Return the entire listing, word for word.
-- Extracted entries follows --
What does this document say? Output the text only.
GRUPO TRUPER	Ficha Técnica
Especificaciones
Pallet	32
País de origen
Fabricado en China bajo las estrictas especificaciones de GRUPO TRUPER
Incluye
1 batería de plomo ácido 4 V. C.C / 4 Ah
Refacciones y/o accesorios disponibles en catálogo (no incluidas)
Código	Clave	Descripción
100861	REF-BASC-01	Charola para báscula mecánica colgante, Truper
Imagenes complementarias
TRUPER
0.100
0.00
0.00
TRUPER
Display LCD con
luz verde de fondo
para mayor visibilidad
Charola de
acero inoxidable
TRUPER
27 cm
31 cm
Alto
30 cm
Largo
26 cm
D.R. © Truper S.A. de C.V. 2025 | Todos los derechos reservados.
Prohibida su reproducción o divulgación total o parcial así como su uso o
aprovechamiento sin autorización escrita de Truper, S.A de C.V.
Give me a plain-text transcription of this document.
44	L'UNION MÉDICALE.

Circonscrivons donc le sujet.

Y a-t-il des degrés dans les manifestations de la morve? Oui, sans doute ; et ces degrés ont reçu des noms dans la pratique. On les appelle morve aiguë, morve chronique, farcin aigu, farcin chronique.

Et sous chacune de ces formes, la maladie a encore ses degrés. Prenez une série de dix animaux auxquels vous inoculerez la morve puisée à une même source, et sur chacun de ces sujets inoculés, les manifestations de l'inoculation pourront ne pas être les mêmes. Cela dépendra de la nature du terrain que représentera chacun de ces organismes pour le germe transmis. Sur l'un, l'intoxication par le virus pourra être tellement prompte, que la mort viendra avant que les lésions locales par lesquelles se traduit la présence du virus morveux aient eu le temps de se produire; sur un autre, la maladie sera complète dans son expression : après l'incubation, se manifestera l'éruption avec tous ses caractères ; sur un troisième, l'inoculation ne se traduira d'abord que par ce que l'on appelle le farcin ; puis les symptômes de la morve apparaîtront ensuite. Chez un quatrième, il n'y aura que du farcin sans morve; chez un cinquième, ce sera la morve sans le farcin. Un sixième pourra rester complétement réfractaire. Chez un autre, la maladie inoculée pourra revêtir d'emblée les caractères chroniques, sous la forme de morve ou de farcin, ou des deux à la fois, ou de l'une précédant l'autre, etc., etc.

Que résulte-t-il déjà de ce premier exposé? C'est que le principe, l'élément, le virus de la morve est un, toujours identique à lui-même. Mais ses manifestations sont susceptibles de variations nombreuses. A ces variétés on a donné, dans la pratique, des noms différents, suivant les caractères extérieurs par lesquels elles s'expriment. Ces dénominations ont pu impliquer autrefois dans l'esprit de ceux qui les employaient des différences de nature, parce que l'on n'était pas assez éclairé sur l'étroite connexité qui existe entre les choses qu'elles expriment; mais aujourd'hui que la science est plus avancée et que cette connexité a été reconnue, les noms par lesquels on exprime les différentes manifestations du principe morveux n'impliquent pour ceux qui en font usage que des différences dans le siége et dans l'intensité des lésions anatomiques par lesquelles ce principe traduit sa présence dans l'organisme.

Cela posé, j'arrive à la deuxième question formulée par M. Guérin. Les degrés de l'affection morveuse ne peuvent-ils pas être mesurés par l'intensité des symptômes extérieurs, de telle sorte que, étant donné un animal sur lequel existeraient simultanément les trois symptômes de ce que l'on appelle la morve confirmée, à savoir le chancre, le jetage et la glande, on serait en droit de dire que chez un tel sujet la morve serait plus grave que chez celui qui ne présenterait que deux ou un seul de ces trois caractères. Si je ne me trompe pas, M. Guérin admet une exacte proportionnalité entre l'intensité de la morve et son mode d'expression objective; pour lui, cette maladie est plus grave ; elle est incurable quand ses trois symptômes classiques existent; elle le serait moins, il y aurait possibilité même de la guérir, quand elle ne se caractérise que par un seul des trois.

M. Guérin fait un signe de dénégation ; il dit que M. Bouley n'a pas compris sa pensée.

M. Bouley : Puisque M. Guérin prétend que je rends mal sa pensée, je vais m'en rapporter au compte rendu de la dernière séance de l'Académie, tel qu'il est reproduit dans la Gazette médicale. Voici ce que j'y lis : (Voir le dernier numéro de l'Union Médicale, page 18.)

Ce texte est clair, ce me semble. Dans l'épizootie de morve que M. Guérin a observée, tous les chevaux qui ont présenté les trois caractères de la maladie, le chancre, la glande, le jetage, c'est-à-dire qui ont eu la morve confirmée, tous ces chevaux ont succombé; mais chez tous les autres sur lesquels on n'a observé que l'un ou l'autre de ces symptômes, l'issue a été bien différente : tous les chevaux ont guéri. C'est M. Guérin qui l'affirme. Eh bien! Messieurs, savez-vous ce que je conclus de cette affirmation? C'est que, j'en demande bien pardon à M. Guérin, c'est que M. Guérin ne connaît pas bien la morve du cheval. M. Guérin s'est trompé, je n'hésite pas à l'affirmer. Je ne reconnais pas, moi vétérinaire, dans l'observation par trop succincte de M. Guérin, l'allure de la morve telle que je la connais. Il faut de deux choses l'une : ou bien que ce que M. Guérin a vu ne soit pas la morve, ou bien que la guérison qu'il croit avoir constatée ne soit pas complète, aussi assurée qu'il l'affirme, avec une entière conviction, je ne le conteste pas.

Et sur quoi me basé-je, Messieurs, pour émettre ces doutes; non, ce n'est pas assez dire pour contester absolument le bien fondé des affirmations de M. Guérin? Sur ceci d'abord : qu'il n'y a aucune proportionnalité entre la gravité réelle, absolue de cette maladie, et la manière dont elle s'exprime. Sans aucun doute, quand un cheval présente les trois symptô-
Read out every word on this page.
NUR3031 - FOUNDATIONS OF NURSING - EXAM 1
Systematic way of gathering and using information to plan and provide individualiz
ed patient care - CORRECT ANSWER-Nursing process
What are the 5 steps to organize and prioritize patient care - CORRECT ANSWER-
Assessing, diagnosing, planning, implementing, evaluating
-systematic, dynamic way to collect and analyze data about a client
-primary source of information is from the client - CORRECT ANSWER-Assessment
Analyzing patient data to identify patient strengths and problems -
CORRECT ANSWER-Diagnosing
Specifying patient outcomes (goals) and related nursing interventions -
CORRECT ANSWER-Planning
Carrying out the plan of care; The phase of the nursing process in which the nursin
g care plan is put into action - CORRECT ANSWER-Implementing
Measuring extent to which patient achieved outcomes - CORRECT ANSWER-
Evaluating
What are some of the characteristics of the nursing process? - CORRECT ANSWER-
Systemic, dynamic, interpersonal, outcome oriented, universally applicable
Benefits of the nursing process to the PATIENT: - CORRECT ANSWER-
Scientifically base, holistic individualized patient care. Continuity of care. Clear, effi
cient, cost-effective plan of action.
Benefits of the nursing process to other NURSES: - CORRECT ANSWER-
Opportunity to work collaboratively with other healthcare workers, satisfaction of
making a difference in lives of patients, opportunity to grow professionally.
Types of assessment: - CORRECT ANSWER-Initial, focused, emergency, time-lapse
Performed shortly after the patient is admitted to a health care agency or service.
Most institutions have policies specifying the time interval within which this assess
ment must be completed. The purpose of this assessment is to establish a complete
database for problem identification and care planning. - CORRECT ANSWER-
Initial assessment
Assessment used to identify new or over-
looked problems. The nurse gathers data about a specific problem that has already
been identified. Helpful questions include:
-- Extracted entries concluded --
## Response
What does this document say? Output the text only.
GRUPO TRUPER	Ficha Técnica
Especificaciones
Pallet	32
País de origen
Fabricado en China bajo las estrictas especificaciones de GRUPO TRUPER
Incluye
1 batería de plomo ácido 4 V. C.C / 4 Ah
Refacciones y/o accesorios disponibles en catálogo (no incluidas)
Código	Clave	Descripción
100861	REF-BASC-01	Charola para báscula mecánica colgante, Truper
Imagenes complementarias
TRUPER
0.100
0.00
0.00
TRUPER
Display LCD con
luz verde de fondo
para mayor visibilidad
Charola de
acero inoxidable
TRUPER
27 cm
31 cm
Alto
30 cm
Largo
26 cm
D.R. © Truper S.A. de C.V. 2025 | Todos los derechos reservados.
Prohibida su reproducción o divulgación total o parcial así como su uso o
aprovechamiento sin autorización escrita de Truper, S.A de C.V.
Give me a plain-text transcription of this document.
44	L'UNION MÉDICALE.

Circonscrivons donc le sujet.

Y a-t-il des degrés dans les manifestations de la morve? Oui, sans doute ; et ces degrés ont reçu des noms dans la pratique. On les appelle morve aiguë, morve chronique, farcin aigu, farcin chronique.

Et sous chacune de ces formes, la maladie a encore ses degrés. Prenez une série de dix animaux auxquels vous inoculerez la morve puisée à une même source, et sur chacun de ces sujets inoculés, les manifestations de l'inoculation pourront ne pas être les mêmes. Cela dépendra de la nature du terrain que représentera chacun de ces organismes pour le germe transmis. Sur l'un, l'intoxication par le virus pourra être tellement prompte, que la mort viendra avant que les lésions locales par lesquelles se traduit la présence du virus morveux aient eu le temps de se produire; sur un autre, la maladie sera complète dans son expression : après l'incubation, se manifestera l'éruption avec tous ses caractères ; sur un troisième, l'inoculation ne se traduira d'abord que par ce que l'on appelle le farcin ; puis les symptômes de la morve apparaîtront ensuite. Chez un quatrième, il n'y aura que du farcin sans morve; chez un cinquième, ce sera la morve sans le farcin. Un sixième pourra rester complétement réfractaire. Chez un autre, la maladie inoculée pourra revêtir d'emblée les caractères chroniques, sous la forme de morve ou de farcin, ou des deux à la fois, ou de l'une précédant l'autre, etc., etc.

Que résulte-t-il déjà de ce premier exposé? C'est que le principe, l'élément, le virus de la morve est un, toujours identique à lui-même. Mais ses manifestations sont susceptibles de variations nombreuses. A ces variétés on a donné, dans la pratique, des noms différents, suivant les caractères extérieurs par lesquels elles s'expriment. Ces dénominations ont pu impliquer autrefois dans l'esprit de ceux qui les employaient des différences de nature, parce que l'on n'était pas assez éclairé sur l'étroite connexité qui existe entre les choses qu'elles expriment; mais aujourd'hui que la science est plus avancée et que cette connexité a été reconnue, les noms par lesquels on exprime les différentes manifestations du principe morveux n'impliquent pour ceux qui en font usage que des différences dans le siége et dans l'intensité des lésions anatomiques par lesquelles ce principe traduit sa présence dans l'organisme.

Cela posé, j'arrive à la deuxième question formulée par M. Guérin. Les degrés de l'affection morveuse ne peuvent-ils pas être mesurés par l'intensité des symptômes extérieurs, de telle sorte que, étant donné un animal sur lequel existeraient simultanément les trois symptômes de ce que l'on appelle la morve confirmée, à savoir le chancre, le jetage et la glande, on serait en droit de dire que chez un tel sujet la morve serait plus grave que chez celui qui ne présenterait que deux ou un seul de ces trois caractères. Si je ne me trompe pas, M. Guérin admet une exacte proportionnalité entre l'intensité de la morve et son mode d'expression objective; pour lui, cette maladie est plus grave ; elle est incurable quand ses trois symptômes classiques existent; elle le serait moins, il y aurait possibilité même de la guérir, quand elle ne se caractérise que par un seul des trois.

M. Guérin fait un signe de dénégation ; il dit que M. Bouley n'a pas compris sa pensée.

M. Bouley : Puisque M. Guérin prétend que je rends mal sa pensée, je vais m'en rapporter au compte rendu de la dernière séance de l'Académie, tel qu'il est reproduit dans la Gazette médicale. Voici ce que j'y lis : (Voir le dernier numéro de l'Union Médicale, page 18.)

Ce texte est clair, ce me semble. Dans l'épizootie de morve que M. Guérin a observée, tous les chevaux qui ont présenté les trois caractères de la maladie, le chancre, la glande, le jetage, c'est-à-dire qui ont eu la morve confirmée, tous ces chevaux ont succombé; mais chez tous les autres sur lesquels on n'a observé que l'un ou l'autre de ces symptômes, l'issue a été bien différente : tous les chevaux ont guéri. C'est M. Guérin qui l'affirme. Eh bien! Messieurs, savez-vous ce que je conclus de cette affirmation? C'est que, j'en demande bien pardon à M. Guérin, c'est que M. Guérin ne connaît pas bien la morve du cheval. M. Guérin s'est trompé, je n'hésite pas à l'affirmer. Je ne reconnais pas, moi vétérinaire, dans l'observation par trop succincte de M. Guérin, l'allure de la morve telle que je la connais. Il faut de deux choses l'une : ou bien que ce que M. Guérin a vu ne soit pas la morve, ou bien que la guérison qu'il croit avoir constatée ne soit pas complète, aussi assurée qu'il l'affirme, avec une entière conviction, je ne le conteste pas.

Et sur quoi me basé-je, Messieurs, pour émettre ces doutes; non, ce n'est pas assez dire pour contester absolument le bien fondé des affirmations de M. Guérin? Sur ceci d'abord : qu'il n'y a aucune proportionnalité entre la gravité réelle, absolue de cette maladie, et la manière dont elle s'exprime. Sans aucun doute, quand un cheval présente les trois symptô-
Read out every word on this page.
NUR3031 - FOUNDATIONS OF NURSING - EXAM 1
Systematic way of gathering and using information to plan and provide individualiz
ed patient care - CORRECT ANSWER-Nursing process
What are the 5 steps to organize and prioritize patient care - CORRECT ANSWER-
Assessing, diagnosing, planning, implementing, evaluating
-systematic, dynamic way to collect and analyze data about a client
-primary source of information is from the client - CORRECT ANSWER-Assessment
Analyzing patient data to identify patient strengths and problems -
CORRECT ANSWER-Diagnosing
Specifying patient outcomes (goals) and related nursing interventions -
CORRECT ANSWER-Planning
Carrying out the plan of care; The phase of the nursing process in which the nursin
g care plan is put into action - CORRECT ANSWER-Implementing
Measuring extent to which patient achieved outcomes - CORRECT ANSWER-
Evaluating
What are some of the characteristics of the nursing process? - CORRECT ANSWER-
Systemic, dynamic, interpersonal, outcome oriented, universally applicable
Benefits of the nursing process to the PATIENT: - CORRECT ANSWER-
Scientifically base, holistic individualized patient care. Continuity of care. Clear, effi
cient, cost-effective plan of action.
Benefits of the nursing process to other NURSES: - CORRECT ANSWER-
Opportunity to work collaboratively with other healthcare workers, satisfaction of
making a difference in lives of patients, opportunity to grow professionally.
Types of assessment: - CORRECT ANSWER-Initial, focused, emergency, time-lapse
Performed shortly after the patient is admitted to a health care agency or service.
Most institutions have policies specifying the time interval within which this assess
ment must be completed. The purpose of this assessment is to establish a complete
database for problem identification and care planning. - CORRECT ANSWER-
Initial assessment
Assessment used to identify new or over-
looked problems. The nurse gathers data about a specific problem that has already
been identified. Helpful questions include:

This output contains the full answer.